EXERCISE GOAL →
Repeat all of the material exactly as given.

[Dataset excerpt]
-- Begin --

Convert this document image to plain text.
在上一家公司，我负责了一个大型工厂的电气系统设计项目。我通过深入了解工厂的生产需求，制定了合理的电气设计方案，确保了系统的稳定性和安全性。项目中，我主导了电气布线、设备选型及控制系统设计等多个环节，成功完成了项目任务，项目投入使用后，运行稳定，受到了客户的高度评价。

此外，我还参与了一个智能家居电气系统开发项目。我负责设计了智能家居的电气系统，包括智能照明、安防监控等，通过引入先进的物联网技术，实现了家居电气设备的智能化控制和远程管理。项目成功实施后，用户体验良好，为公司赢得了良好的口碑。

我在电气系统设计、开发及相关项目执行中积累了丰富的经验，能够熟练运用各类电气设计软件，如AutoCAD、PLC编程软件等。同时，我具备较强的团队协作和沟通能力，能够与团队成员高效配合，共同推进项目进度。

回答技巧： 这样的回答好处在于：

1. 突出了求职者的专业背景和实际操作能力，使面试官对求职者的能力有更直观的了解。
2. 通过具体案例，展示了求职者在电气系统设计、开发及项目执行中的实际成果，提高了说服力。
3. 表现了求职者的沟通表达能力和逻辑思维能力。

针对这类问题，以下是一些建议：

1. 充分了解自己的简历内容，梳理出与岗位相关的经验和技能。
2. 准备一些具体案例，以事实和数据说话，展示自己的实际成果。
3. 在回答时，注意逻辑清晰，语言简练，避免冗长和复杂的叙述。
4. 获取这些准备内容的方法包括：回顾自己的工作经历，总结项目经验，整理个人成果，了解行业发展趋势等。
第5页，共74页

-- End --

WRITTEN SOLUTION →
Convert this document image to plain text.
在上一家公司，我负责了一个大型工厂的电气系统设计项目。我通过深入了解工厂的生产需求，制定了合理的电气设计方案，确保了系统的稳定性和安全性。项目中，我主导了电气布线、设备选型及控制系统设计等多个环节，成功完成了项目任务，项目投入使用后，运行稳定，受到了客户的高度评价。

此外，我还参与了一个智能家居电气系统开发项目。我负责设计了智能家居的电气系统，包括智能照明、安防监控等，通过引入先进的物联网技术，实现了家居电气设备的智能化控制和远程管理。项目成功实施后，用户体验良好，为公司赢得了良好的口碑。

我在电气系统设计、开发及相关项目执行中积累了丰富的经验，能够熟练运用各类电气设计软件，如AutoCAD、PLC编程软件等。同时，我具备较强的团队协作和沟通能力，能够与团队成员高效配合，共同推进项目进度。

回答技巧： 这样的回答好处在于：

1. 突出了求职者的专业背景和实际操作能力，使面试官对求职者的能力有更直观的了解。
2. 通过具体案例，展示了求职者在电气系统设计、开发及项目执行中的实际成果，提高了说服力。
3. 表现了求职者的沟通表达能力和逻辑思维能力。

针对这类问题，以下是一些建议：

1. 充分了解自己的简历内容，梳理出与岗位相关的经验和技能。
2. 准备一些具体案例，以事实和数据说话，展示自己的实际成果。
3. 在回答时，注意逻辑清晰，语言简练，避免冗长和复杂的叙述。
4. 获取这些准备内容的方法包括：回顾自己的工作经历，总结项目经验，整理个人成果，了解行业发展趋势等。
第5页，共74页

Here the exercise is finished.